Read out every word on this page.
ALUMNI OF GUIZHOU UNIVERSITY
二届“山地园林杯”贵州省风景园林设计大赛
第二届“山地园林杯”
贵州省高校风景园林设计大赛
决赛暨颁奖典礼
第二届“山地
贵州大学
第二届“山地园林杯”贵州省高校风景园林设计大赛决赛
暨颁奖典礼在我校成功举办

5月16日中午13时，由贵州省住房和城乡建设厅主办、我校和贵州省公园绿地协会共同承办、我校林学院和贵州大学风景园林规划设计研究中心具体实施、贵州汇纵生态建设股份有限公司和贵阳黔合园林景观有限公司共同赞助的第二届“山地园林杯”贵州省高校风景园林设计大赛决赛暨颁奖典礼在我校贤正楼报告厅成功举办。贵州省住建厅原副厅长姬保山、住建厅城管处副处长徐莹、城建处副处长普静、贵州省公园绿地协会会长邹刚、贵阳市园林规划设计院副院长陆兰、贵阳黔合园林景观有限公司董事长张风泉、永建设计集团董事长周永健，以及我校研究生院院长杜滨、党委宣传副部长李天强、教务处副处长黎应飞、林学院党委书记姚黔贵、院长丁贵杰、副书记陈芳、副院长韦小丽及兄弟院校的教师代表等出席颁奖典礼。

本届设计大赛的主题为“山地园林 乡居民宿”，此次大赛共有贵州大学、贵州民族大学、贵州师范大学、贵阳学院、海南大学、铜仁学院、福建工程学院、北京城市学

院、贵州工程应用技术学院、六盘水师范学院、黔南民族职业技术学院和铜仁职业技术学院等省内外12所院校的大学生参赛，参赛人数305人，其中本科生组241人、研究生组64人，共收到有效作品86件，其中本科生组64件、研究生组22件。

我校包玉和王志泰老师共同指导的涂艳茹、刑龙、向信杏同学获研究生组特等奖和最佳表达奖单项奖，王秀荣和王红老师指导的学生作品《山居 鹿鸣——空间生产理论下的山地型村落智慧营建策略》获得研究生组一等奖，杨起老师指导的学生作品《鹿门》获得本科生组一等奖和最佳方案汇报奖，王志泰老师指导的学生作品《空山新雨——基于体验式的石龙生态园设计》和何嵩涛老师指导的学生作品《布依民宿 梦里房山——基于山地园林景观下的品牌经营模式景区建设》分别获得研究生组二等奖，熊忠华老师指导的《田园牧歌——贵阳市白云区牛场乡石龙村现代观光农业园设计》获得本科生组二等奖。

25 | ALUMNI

= Short problem =
Pull out all lines of the data with the string "山地园林杯".

= Correct result =
二届“山地园林杯”贵州省风景园林设计大赛
第二届“山地园林杯”
第二届“山地园林杯”贵州省高校风景园林设计大赛决赛
5月16日中午13时，由贵州省住房和城乡建设厅主办、我校和贵州省公园绿地协会共同承办、我校林学院和贵州大学风景园林规划设计研究中心具体实施、贵州汇纵生态建设股份有限公司和贵阳黔合园林景观有限公司共同赞助的第二届“山地园林杯”贵州省高校风景园林设计大赛决赛暨颁奖典礼在我校贤正楼报告厅成功举办。贵州省住建厅原副厅长姬保山、住建厅城管处副处长徐莹、城建处副处长普静、贵州省公园绿地协会会长邹刚、贵阳市园林规划设计院副院长陆兰、贵阳黔合园林景观有限公司董事长张风泉、永建设计集团董事长周永健，以及我校研究生院院长杜滨、党委宣传副部长李天强、教务处副处长黎应飞、林学院党委书记姚黔贵、院长丁贵杰、副书记陈芳、副院长韦小丽及兄弟院校的教师代表等出席颁奖典礼。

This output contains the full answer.